- _EXERCISE PROMPT_:
Emit the data below verbatim, stripping out any pictures.

- _PROVIDED DATA_:
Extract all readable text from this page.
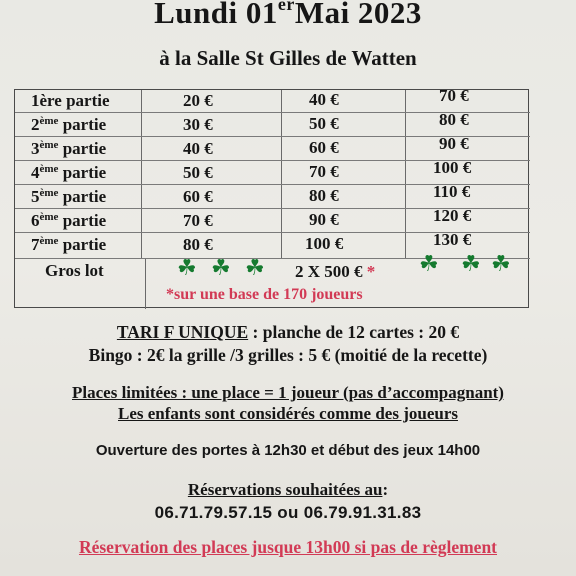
Lundi 01erMai 2023
à la Salle St Gilles de Watten
1ère partie
2ème partie
3ème partie
4ème partie
5ème partie
6ème partie
7ème partie
20 €
30 €
40 €
50 €
60 €
70 €
80 €
40 €
50 €
60 €
70 €
80 €
90 €
100 €
70 €
80 €
90 €
100 €
110 €
120 €
130 €
Gros lot	☘ ☘ ☘ 2 X 500 € * ☘ ☘ ☘
*sur une base de 170 joueurs
TARI F UNIQUE : planche de 12 cartes : 20 €
Bingo : 2€ la grille /3 grilles : 5 € (moitié de la recette)
Places limitées : une place = 1 joueur (pas d’accompagnant)
Les enfants sont considérés comme des joueurs
Ouverture des portes à 12h30 et début des jeux 14h00
Réservations souhaitées au:
06.71.79.57.15 ou 06.79.91.31.83
Réservation des places jusque 13h00 si pas de règlement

- _RESULT OF THIS EXERCISE_:
Extract all readable text from this page.
Lundi 01erMai 2023
à la Salle St Gilles de Watten
1ère partie
2ème partie
3ème partie
4ème partie
5ème partie
6ème partie
7ème partie
20 €
30 €
40 €
50 €
60 €
70 €
80 €
40 €
50 €
60 €
70 €
80 €
90 €
100 €
70 €
80 €
90 €
100 €
110 €
120 €
130 €
Gros lot	☘ ☘ ☘ 2 X 500 € * ☘ ☘ ☘
*sur une base de 170 joueurs
TARI F UNIQUE : planche de 12 cartes : 20 €
Bingo : 2€ la grille /3 grilles : 5 € (moitié de la recette)
Places limitées : une place = 1 joueur (pas d’accompagnant)
Les enfants sont considérés comme des joueurs
Ouverture des portes à 12h30 et début des jeux 14h00
Réservations souhaitées au:
06.71.79.57.15 ou 06.79.91.31.83
Réservation des places jusque 13h00 si pas de règlement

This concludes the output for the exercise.